EXERCISE DIRECTIONS
Among the following entries, count the lines that contain "JSON" and report only the result.

RECORDS PROVIDED
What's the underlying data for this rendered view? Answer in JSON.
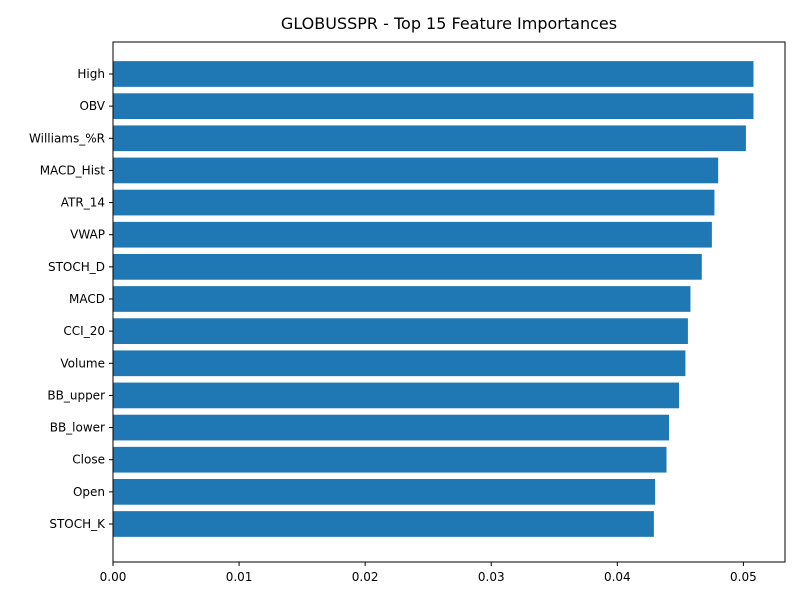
{
  "chart_data": {
    "type": "bar",
    "orientation": "horizontal",
    "title": "GLOBUSSPR - Top 15 Feature Importances",
    "xlabel": "",
    "ylabel": "",
    "xlim": [
      0,
      0.0533
    ],
    "xticks": [
      0.0,
      0.01,
      0.02,
      0.03,
      0.04,
      0.05
    ],
    "xtick_labels": [
      "0.00",
      "0.01",
      "0.02",
      "0.03",
      "0.04",
      "0.05"
    ],
    "grid": false,
    "bar_color": "#1f77b4",
    "categories": [
      "High",
      "OBV",
      "Williams_%R",
      "MACD_Hist",
      "ATR_14",
      "VWAP",
      "STOCH_D",
      "MACD",
      "CCI_20",
      "Volume",
      "BB_upper",
      "BB_lower",
      "Close",
      "Open",
      "STOCH_K"
    ],
    "values": [
      0.0508,
      0.0508,
      0.0502,
      0.048,
      0.0477,
      0.0475,
      0.0467,
      0.0458,
      0.0456,
      0.0454,
      0.0449,
      0.0441,
      0.0439,
      0.043,
      0.0429
    ]
  }
}
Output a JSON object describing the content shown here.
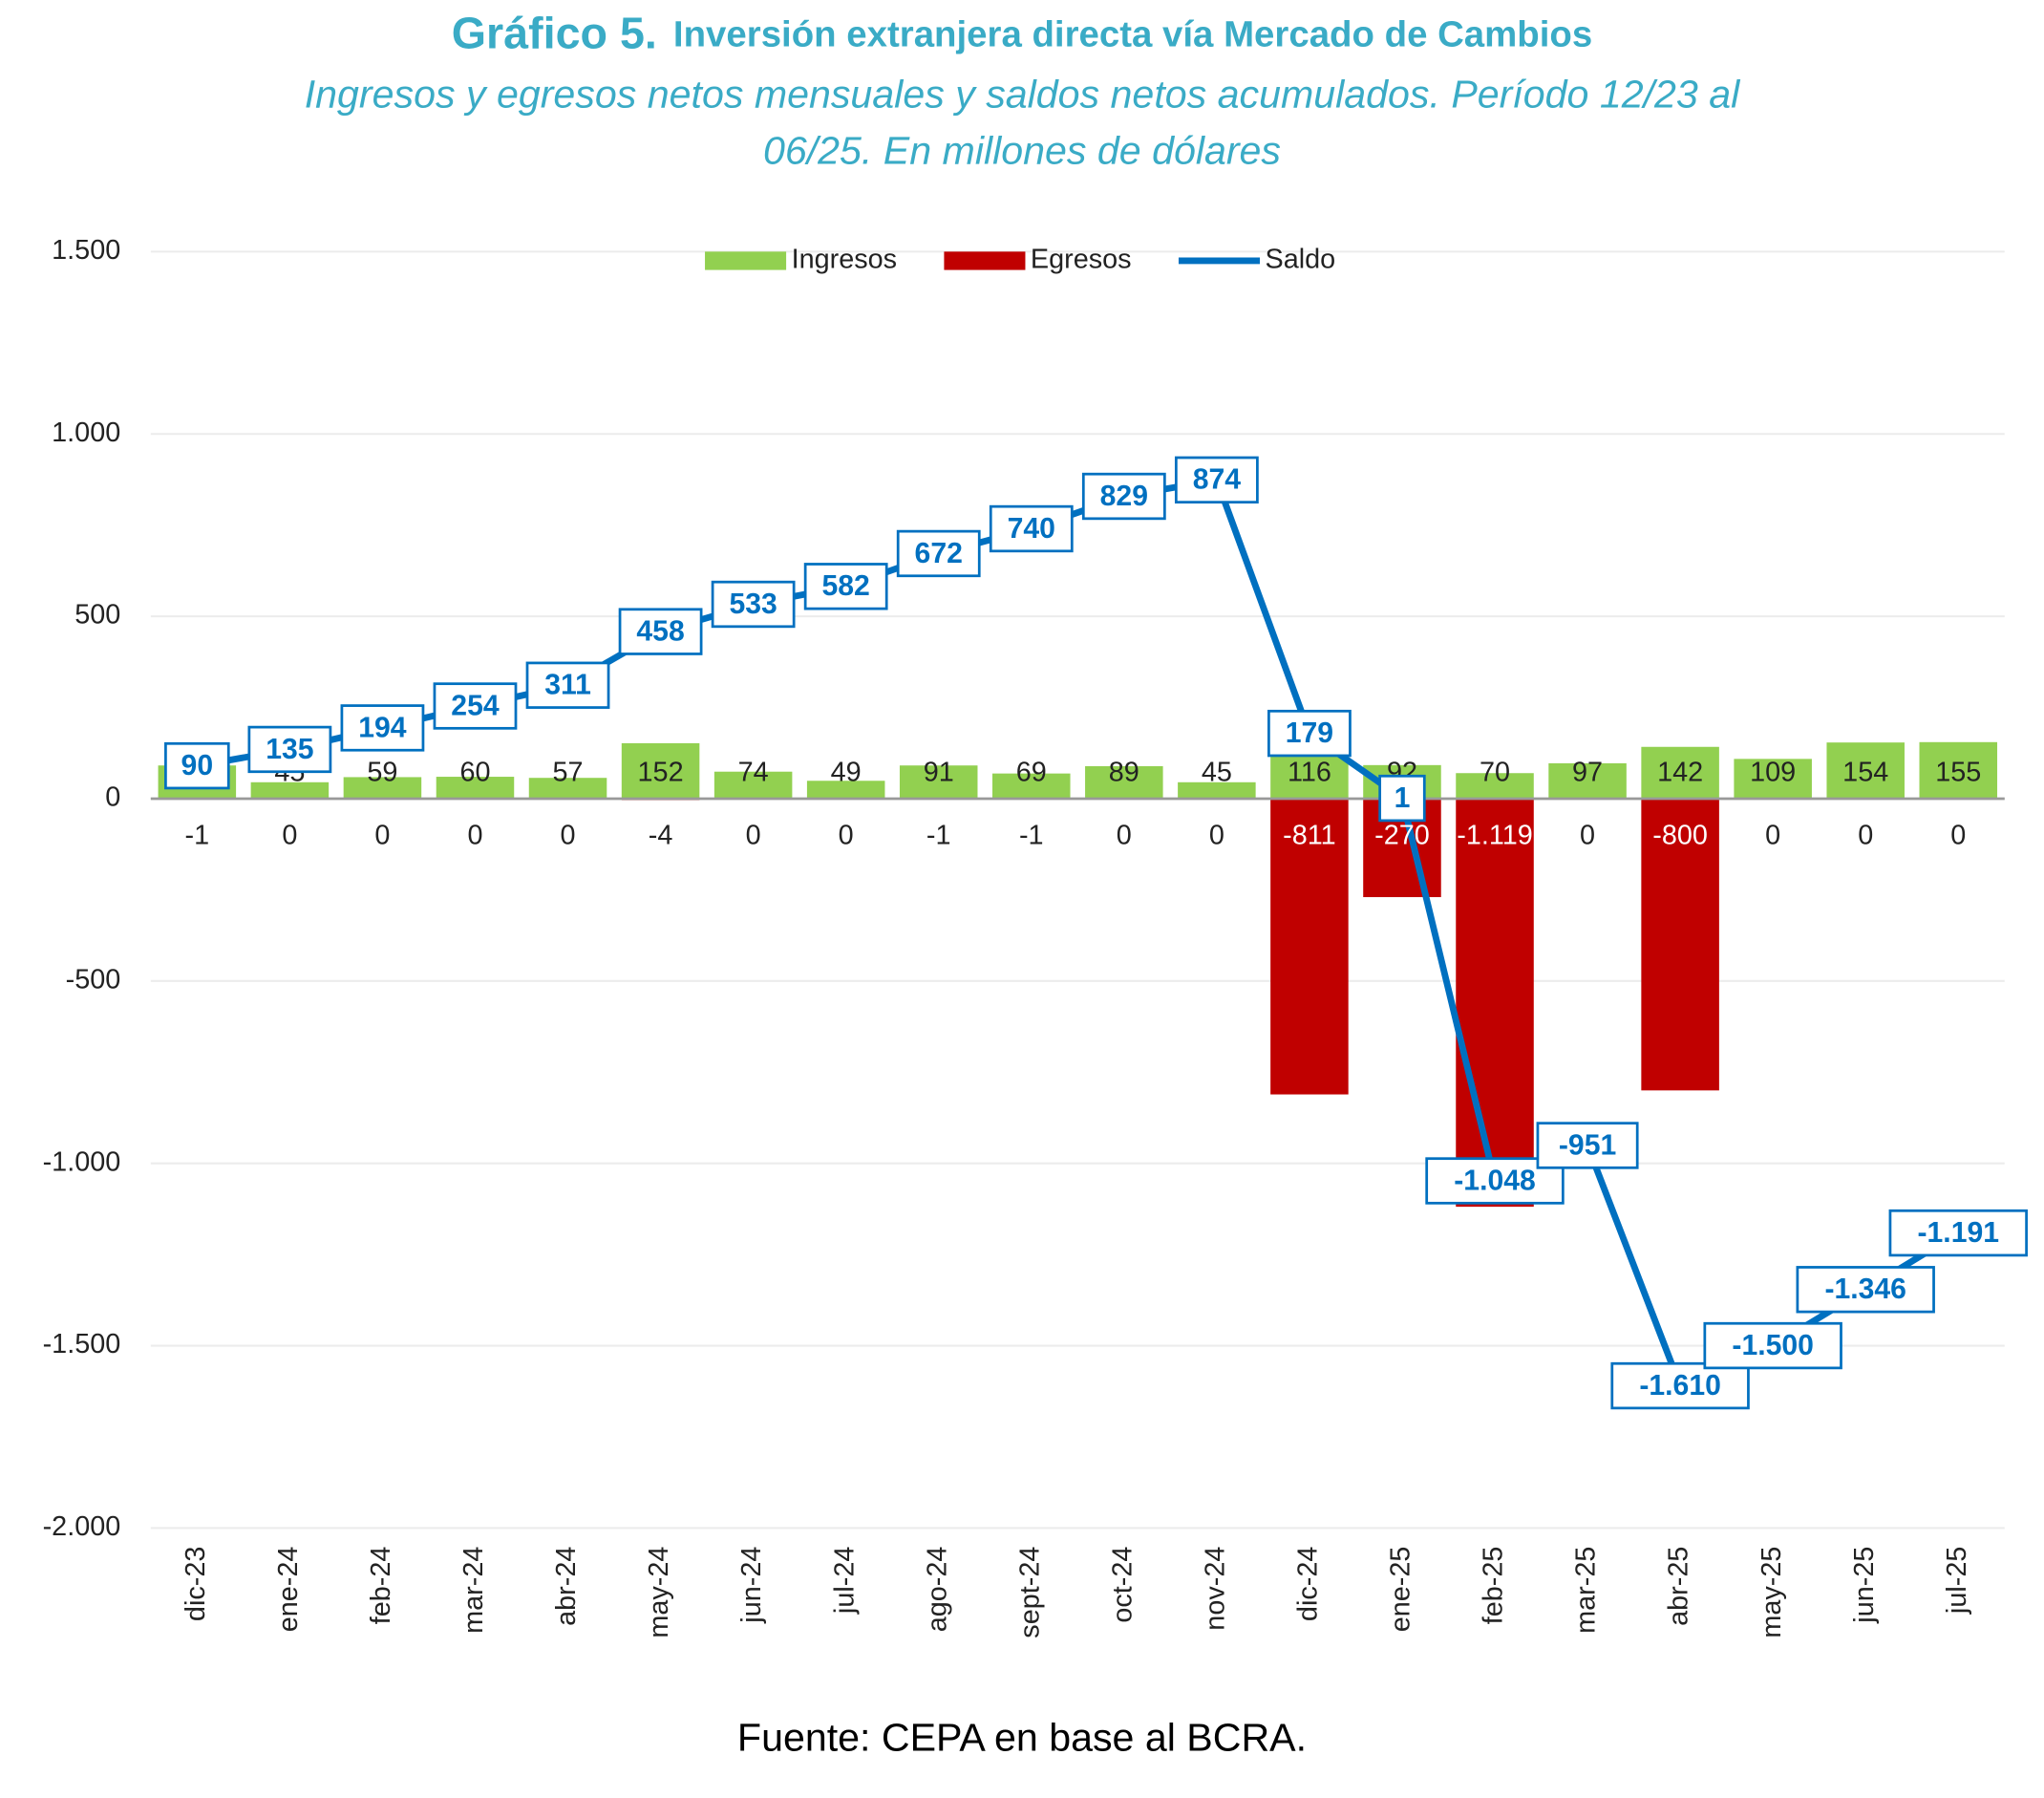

RESPONSE TO THE TASK
2